▸ **Listing**:
= = = =
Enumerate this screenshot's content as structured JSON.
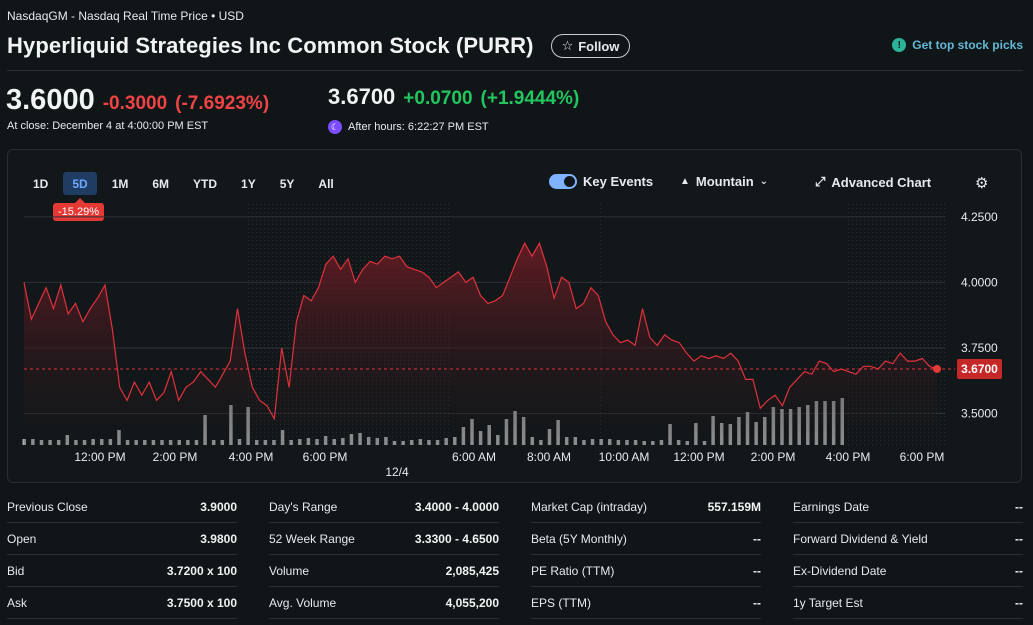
{
  "header": {
    "exchange": "NasdaqGM - Nasdaq Real Time Price • USD",
    "title": "Hyperliquid Strategies Inc Common Stock (PURR)",
    "follow_label": "Follow",
    "picks_label": "Get top stock picks"
  },
  "quote": {
    "price": "3.6000",
    "change": "-0.3000",
    "change_pct": "(-7.6923%)",
    "close_note": "At close: December 4 at 4:00:00 PM EST",
    "after_price": "3.6700",
    "after_change": "+0.0700",
    "after_change_pct": "(+1.9444%)",
    "after_note": "After hours: 6:22:27 PM EST"
  },
  "chart_toolbar": {
    "timeframes": [
      "1D",
      "5D",
      "1M",
      "6M",
      "YTD",
      "1Y",
      "5Y",
      "All"
    ],
    "active_timeframe": "5D",
    "performance_badge": "-15.29%",
    "key_events_label": "Key Events",
    "chart_type_label": "Mountain",
    "advanced_label": "Advanced Chart"
  },
  "chart_data": {
    "type": "area",
    "y_ticks": [
      "4.2500",
      "4.0000",
      "3.7500",
      "3.5000"
    ],
    "ylim": [
      3.38,
      4.28
    ],
    "x_ticks": [
      "12:00 PM",
      "2:00 PM",
      "4:00 PM",
      "6:00 PM",
      "6:00 AM",
      "8:00 AM",
      "10:00 AM",
      "12:00 PM",
      "2:00 PM",
      "4:00 PM",
      "6:00 PM"
    ],
    "day_label": "12/4",
    "current_price_label": "3.6700",
    "reference_price": 3.67,
    "colors": {
      "line": "#e0313d",
      "fill": "#5a1a20",
      "volume": "#a9abad",
      "price_badge": "#c62828"
    },
    "price": [
      4.0,
      3.86,
      3.92,
      3.98,
      3.9,
      3.99,
      3.88,
      3.92,
      3.85,
      3.9,
      3.94,
      3.99,
      3.82,
      3.6,
      3.55,
      3.62,
      3.57,
      3.62,
      3.55,
      3.58,
      3.66,
      3.55,
      3.6,
      3.62,
      3.66,
      3.63,
      3.6,
      3.65,
      3.7,
      3.9,
      3.73,
      3.6,
      3.55,
      3.53,
      3.48,
      3.75,
      3.6,
      3.85,
      3.95,
      3.93,
      3.98,
      4.07,
      4.1,
      4.05,
      4.09,
      4.0,
      4.05,
      4.08,
      4.07,
      4.1,
      4.09,
      4.1,
      4.06,
      4.05,
      4.04,
      4.02,
      3.98,
      4.0,
      4.02,
      4.04,
      4.0,
      4.02,
      3.95,
      3.92,
      3.93,
      3.95,
      4.02,
      4.09,
      4.15,
      4.1,
      4.15,
      4.06,
      3.94,
      4.02,
      4.0,
      3.9,
      3.92,
      3.98,
      3.95,
      3.85,
      3.8,
      3.77,
      3.78,
      3.76,
      3.9,
      3.79,
      3.76,
      3.8,
      3.78,
      3.77,
      3.73,
      3.7,
      3.72,
      3.71,
      3.72,
      3.71,
      3.73,
      3.7,
      3.63,
      3.63,
      3.52,
      3.55,
      3.57,
      3.53,
      3.6,
      3.63,
      3.66,
      3.65,
      3.7,
      3.69,
      3.66,
      3.67,
      3.66,
      3.65,
      3.68,
      3.68,
      3.67,
      3.7,
      3.69,
      3.73,
      3.7,
      3.7,
      3.71,
      3.68,
      3.67
    ],
    "volume": [
      0.06,
      0.06,
      0.05,
      0.05,
      0.05,
      0.1,
      0.05,
      0.05,
      0.06,
      0.06,
      0.06,
      0.15,
      0.05,
      0.05,
      0.05,
      0.05,
      0.05,
      0.05,
      0.05,
      0.05,
      0.05,
      0.3,
      0.05,
      0.05,
      0.4,
      0.06,
      0.38,
      0.05,
      0.05,
      0.05,
      0.15,
      0.05,
      0.06,
      0.07,
      0.06,
      0.09,
      0.06,
      0.07,
      0.11,
      0.12,
      0.08,
      0.07,
      0.08,
      0.04,
      0.04,
      0.05,
      0.06,
      0.05,
      0.05,
      0.07,
      0.08,
      0.18,
      0.26,
      0.14,
      0.2,
      0.1,
      0.26,
      0.34,
      0.28,
      0.08,
      0.05,
      0.16,
      0.25,
      0.08,
      0.08,
      0.05,
      0.06,
      0.06,
      0.06,
      0.05,
      0.05,
      0.05,
      0.04,
      0.04,
      0.05,
      0.21,
      0.05,
      0.04,
      0.22,
      0.04,
      0.29,
      0.22,
      0.21,
      0.28,
      0.33,
      0.23,
      0.28,
      0.38,
      0.36,
      0.36,
      0.38,
      0.4,
      0.44,
      0.44,
      0.44,
      0.47
    ]
  },
  "stats": [
    [
      {
        "label": "Previous Close",
        "value": "3.9000"
      },
      {
        "label": "Open",
        "value": "3.9800"
      },
      {
        "label": "Bid",
        "value": "3.7200 x 100"
      },
      {
        "label": "Ask",
        "value": "3.7500 x 100"
      }
    ],
    [
      {
        "label": "Day's Range",
        "value": "3.4000 - 4.0000"
      },
      {
        "label": "52 Week Range",
        "value": "3.3300 - 4.6500"
      },
      {
        "label": "Volume",
        "value": "2,085,425"
      },
      {
        "label": "Avg. Volume",
        "value": "4,055,200"
      }
    ],
    [
      {
        "label": "Market Cap (intraday)",
        "value": "557.159M"
      },
      {
        "label": "Beta (5Y Monthly)",
        "value": "--"
      },
      {
        "label": "PE Ratio (TTM)",
        "value": "--"
      },
      {
        "label": "EPS (TTM)",
        "value": "--"
      }
    ],
    [
      {
        "label": "Earnings Date",
        "value": "--"
      },
      {
        "label": "Forward Dividend & Yield",
        "value": "--"
      },
      {
        "label": "Ex-Dividend Date",
        "value": "--"
      },
      {
        "label": "1y Target Est",
        "value": "--"
      }
    ]
  ]
}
= = = =
▸ **Task to carry out**: Copy every line above that includes the string "Dividend".

▸ **Exercise output**:
        "label": "Forward Dividend & Yield",
        "label": "Ex-Dividend Date",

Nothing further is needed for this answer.